*** Records shown ***
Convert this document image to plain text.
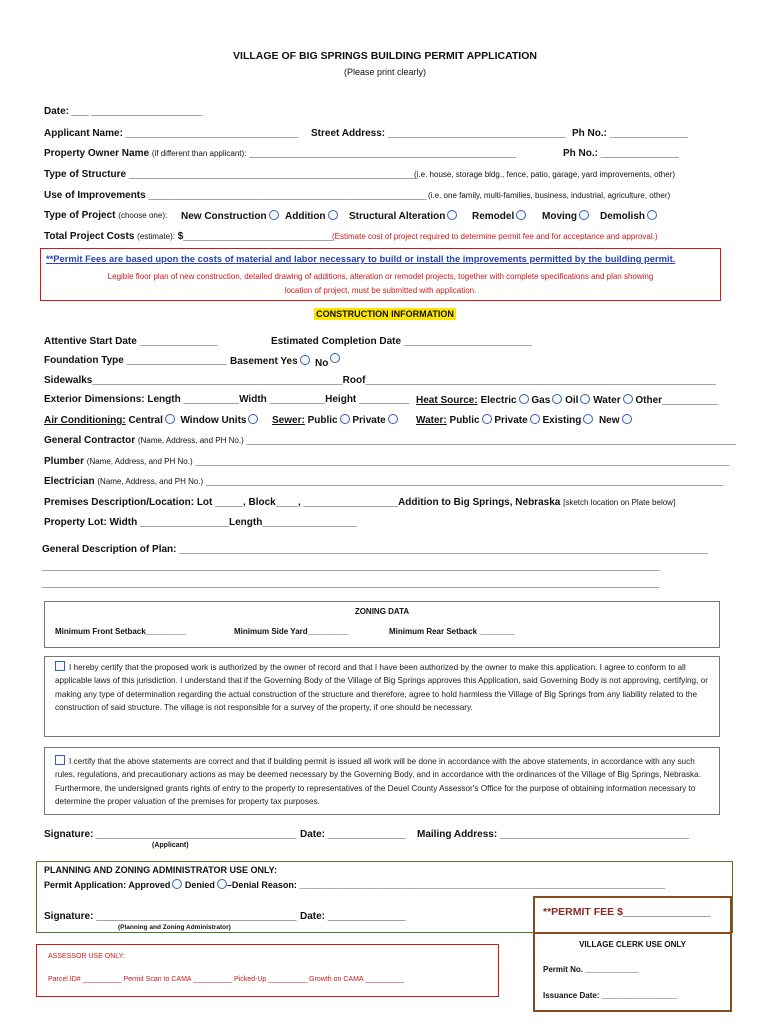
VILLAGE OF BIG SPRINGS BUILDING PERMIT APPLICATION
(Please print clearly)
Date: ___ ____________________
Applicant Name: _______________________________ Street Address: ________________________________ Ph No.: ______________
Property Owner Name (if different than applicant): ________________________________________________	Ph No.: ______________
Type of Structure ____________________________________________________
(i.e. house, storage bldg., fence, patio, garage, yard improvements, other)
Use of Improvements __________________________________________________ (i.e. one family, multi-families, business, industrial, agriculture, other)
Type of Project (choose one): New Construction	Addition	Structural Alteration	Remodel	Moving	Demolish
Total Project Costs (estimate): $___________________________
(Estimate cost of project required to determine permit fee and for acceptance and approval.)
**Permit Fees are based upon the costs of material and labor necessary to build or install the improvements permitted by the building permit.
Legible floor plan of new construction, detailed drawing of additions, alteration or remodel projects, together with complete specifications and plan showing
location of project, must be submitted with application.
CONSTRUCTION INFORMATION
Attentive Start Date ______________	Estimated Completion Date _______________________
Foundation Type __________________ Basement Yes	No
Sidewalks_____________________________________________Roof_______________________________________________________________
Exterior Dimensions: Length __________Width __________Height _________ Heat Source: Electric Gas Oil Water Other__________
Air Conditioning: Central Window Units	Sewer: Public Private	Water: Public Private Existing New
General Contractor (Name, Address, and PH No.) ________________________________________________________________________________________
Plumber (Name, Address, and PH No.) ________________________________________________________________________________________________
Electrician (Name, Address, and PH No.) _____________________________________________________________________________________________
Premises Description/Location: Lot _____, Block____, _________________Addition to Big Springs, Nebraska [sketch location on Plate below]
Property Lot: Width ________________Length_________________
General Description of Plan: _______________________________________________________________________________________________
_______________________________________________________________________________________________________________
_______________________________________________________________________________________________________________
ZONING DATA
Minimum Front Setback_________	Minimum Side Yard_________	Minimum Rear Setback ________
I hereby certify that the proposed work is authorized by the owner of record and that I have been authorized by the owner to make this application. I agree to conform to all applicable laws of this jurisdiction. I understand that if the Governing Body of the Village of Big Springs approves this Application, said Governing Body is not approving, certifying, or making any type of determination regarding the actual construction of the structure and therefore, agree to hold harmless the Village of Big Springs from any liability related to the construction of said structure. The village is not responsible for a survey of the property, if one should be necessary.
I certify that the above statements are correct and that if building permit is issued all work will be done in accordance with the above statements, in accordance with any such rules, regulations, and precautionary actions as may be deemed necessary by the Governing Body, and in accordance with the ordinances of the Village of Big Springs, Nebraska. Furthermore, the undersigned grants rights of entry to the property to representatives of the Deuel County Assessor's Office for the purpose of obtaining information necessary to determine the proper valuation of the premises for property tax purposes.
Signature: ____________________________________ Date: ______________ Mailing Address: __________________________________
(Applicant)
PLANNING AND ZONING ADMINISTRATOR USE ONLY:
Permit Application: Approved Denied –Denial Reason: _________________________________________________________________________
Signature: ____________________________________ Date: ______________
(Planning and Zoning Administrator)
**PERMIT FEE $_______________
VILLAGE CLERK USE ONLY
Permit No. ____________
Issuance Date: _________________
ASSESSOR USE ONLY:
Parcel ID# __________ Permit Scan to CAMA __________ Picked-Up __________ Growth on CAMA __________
***
» **Given exercise**:
The records shown above are to be repeated exactly, with the pictures left out.

» **In response**:
Convert this document image to plain text.
VILLAGE OF BIG SPRINGS BUILDING PERMIT APPLICATION
(Please print clearly)
Date: ___ ____________________
Applicant Name: _______________________________ Street Address: ________________________________ Ph No.: ______________
Property Owner Name (if different than applicant): ________________________________________________	Ph No.: ______________
Type of Structure ____________________________________________________
(i.e. house, storage bldg., fence, patio, garage, yard improvements, other)
Use of Improvements __________________________________________________ (i.e. one family, multi-families, business, industrial, agriculture, other)
Type of Project (choose one): New Construction	Addition	Structural Alteration	Remodel	Moving	Demolish
Total Project Costs (estimate): $___________________________
(Estimate cost of project required to determine permit fee and for acceptance and approval.)
**Permit Fees are based upon the costs of material and labor necessary to build or install the improvements permitted by the building permit.
Legible floor plan of new construction, detailed drawing of additions, alteration or remodel projects, together with complete specifications and plan showing
location of project, must be submitted with application.
CONSTRUCTION INFORMATION
Attentive Start Date ______________	Estimated Completion Date _______________________
Foundation Type __________________ Basement Yes	No
Sidewalks_____________________________________________Roof_______________________________________________________________
Exterior Dimensions: Length __________Width __________Height _________ Heat Source: Electric Gas Oil Water Other__________
Air Conditioning: Central Window Units	Sewer: Public Private	Water: Public Private Existing New
General Contractor (Name, Address, and PH No.) ________________________________________________________________________________________
Plumber (Name, Address, and PH No.) ________________________________________________________________________________________________
Electrician (Name, Address, and PH No.) _____________________________________________________________________________________________
Premises Description/Location: Lot _____, Block____, _________________Addition to Big Springs, Nebraska [sketch location on Plate below]
Property Lot: Width ________________Length_________________
General Description of Plan: _______________________________________________________________________________________________
_______________________________________________________________________________________________________________
_______________________________________________________________________________________________________________
ZONING DATA
Minimum Front Setback_________	Minimum Side Yard_________	Minimum Rear Setback ________
I hereby certify that the proposed work is authorized by the owner of record and that I have been authorized by the owner to make this application. I agree to conform to all applicable laws of this jurisdiction. I understand that if the Governing Body of the Village of Big Springs approves this Application, said Governing Body is not approving, certifying, or making any type of determination regarding the actual construction of the structure and therefore, agree to hold harmless the Village of Big Springs from any liability related to the construction of said structure. The village is not responsible for a survey of the property, if one should be necessary.
I certify that the above statements are correct and that if building permit is issued all work will be done in accordance with the above statements, in accordance with any such rules, regulations, and precautionary actions as may be deemed necessary by the Governing Body, and in accordance with the ordinances of the Village of Big Springs, Nebraska. Furthermore, the undersigned grants rights of entry to the property to representatives of the Deuel County Assessor's Office for the purpose of obtaining information necessary to determine the proper valuation of the premises for property tax purposes.
Signature: ____________________________________ Date: ______________ Mailing Address: __________________________________
(Applicant)
PLANNING AND ZONING ADMINISTRATOR USE ONLY:
Permit Application: Approved Denied –Denial Reason: _________________________________________________________________________
Signature: ____________________________________ Date: ______________
(Planning and Zoning Administrator)
**PERMIT FEE $_______________
VILLAGE CLERK USE ONLY
Permit No. ____________
Issuance Date: _________________
ASSESSOR USE ONLY:
Parcel ID# __________ Permit Scan to CAMA __________ Picked-Up __________ Growth on CAMA __________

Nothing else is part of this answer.